* start *

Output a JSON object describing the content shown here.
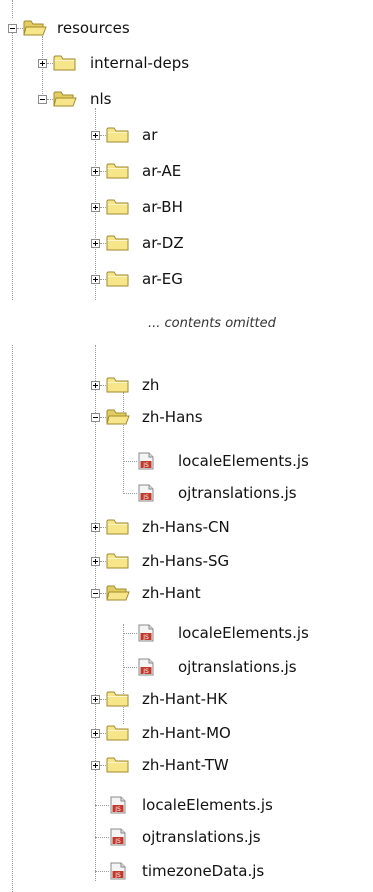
{
  "tree": {
    "root": {
      "label": "resources",
      "expanded": true,
      "icon": "folder-open-icon"
    },
    "items": [
      {
        "label": "internal-deps",
        "type": "folder",
        "expanded": false
      },
      {
        "label": "nls",
        "type": "folder",
        "expanded": true
      },
      {
        "label": "ar",
        "type": "folder",
        "expanded": false
      },
      {
        "label": "ar-AE",
        "type": "folder",
        "expanded": false
      },
      {
        "label": "ar-BH",
        "type": "folder",
        "expanded": false
      },
      {
        "label": "ar-DZ",
        "type": "folder",
        "expanded": false
      },
      {
        "label": "ar-EG",
        "type": "folder",
        "expanded": false
      },
      {
        "label": "zh",
        "type": "folder",
        "expanded": false
      },
      {
        "label": "zh-Hans",
        "type": "folder",
        "expanded": true
      },
      {
        "label": "localeElements.js",
        "type": "js-file"
      },
      {
        "label": "ojtranslations.js",
        "type": "js-file"
      },
      {
        "label": "zh-Hans-CN",
        "type": "folder",
        "expanded": false
      },
      {
        "label": "zh-Hans-SG",
        "type": "folder",
        "expanded": false
      },
      {
        "label": "zh-Hant",
        "type": "folder",
        "expanded": true
      },
      {
        "label": "localeElements.js",
        "type": "js-file"
      },
      {
        "label": "ojtranslations.js",
        "type": "js-file"
      },
      {
        "label": "zh-Hant-HK",
        "type": "folder",
        "expanded": false
      },
      {
        "label": "zh-Hant-MO",
        "type": "folder",
        "expanded": false
      },
      {
        "label": "zh-Hant-TW",
        "type": "folder",
        "expanded": false
      },
      {
        "label": "localeElements.js",
        "type": "js-file"
      },
      {
        "label": "ojtranslations.js",
        "type": "js-file"
      },
      {
        "label": "timezoneData.js",
        "type": "js-file"
      }
    ],
    "omitted_note": "... contents omitted"
  },
  "colors": {
    "folder_fill": "#f7e58a",
    "folder_stroke": "#a08a2c",
    "js_badge": "#c0392b",
    "connector": "#9a9a9a"
  }
}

* end *

▶ **What the task requires**: Restate the whole listing above exactly, please, omitting every image.

▶ **Reply**:
Output a JSON object describing the content shown here.
{
  "tree": {
    "root": {
      "label": "resources",
      "expanded": true,
      "icon": "folder-open-icon"
    },
    "items": [
      {
        "label": "internal-deps",
        "type": "folder",
        "expanded": false
      },
      {
        "label": "nls",
        "type": "folder",
        "expanded": true
      },
      {
        "label": "ar",
        "type": "folder",
        "expanded": false
      },
      {
        "label": "ar-AE",
        "type": "folder",
        "expanded": false
      },
      {
        "label": "ar-BH",
        "type": "folder",
        "expanded": false
      },
      {
        "label": "ar-DZ",
        "type": "folder",
        "expanded": false
      },
      {
        "label": "ar-EG",
        "type": "folder",
        "expanded": false
      },
      {
        "label": "zh",
        "type": "folder",
        "expanded": false
      },
      {
        "label": "zh-Hans",
        "type": "folder",
        "expanded": true
      },
      {
        "label": "localeElements.js",
        "type": "js-file"
      },
      {
        "label": "ojtranslations.js",
        "type": "js-file"
      },
      {
        "label": "zh-Hans-CN",
        "type": "folder",
        "expanded": false
      },
      {
        "label": "zh-Hans-SG",
        "type": "folder",
        "expanded": false
      },
      {
        "label": "zh-Hant",
        "type": "folder",
        "expanded": true
      },
      {
        "label": "localeElements.js",
        "type": "js-file"
      },
      {
        "label": "ojtranslations.js",
        "type": "js-file"
      },
      {
        "label": "zh-Hant-HK",
        "type": "folder",
        "expanded": false
      },
      {
        "label": "zh-Hant-MO",
        "type": "folder",
        "expanded": false
      },
      {
        "label": "zh-Hant-TW",
        "type": "folder",
        "expanded": false
      },
      {
        "label": "localeElements.js",
        "type": "js-file"
      },
      {
        "label": "ojtranslations.js",
        "type": "js-file"
      },
      {
        "label": "timezoneData.js",
        "type": "js-file"
      }
    ],
    "omitted_note": "... contents omitted"
  },
  "colors": {
    "folder_fill": "#f7e58a",
    "folder_stroke": "#a08a2c",
    "js_badge": "#c0392b",
    "connector": "#9a9a9a"
  }
}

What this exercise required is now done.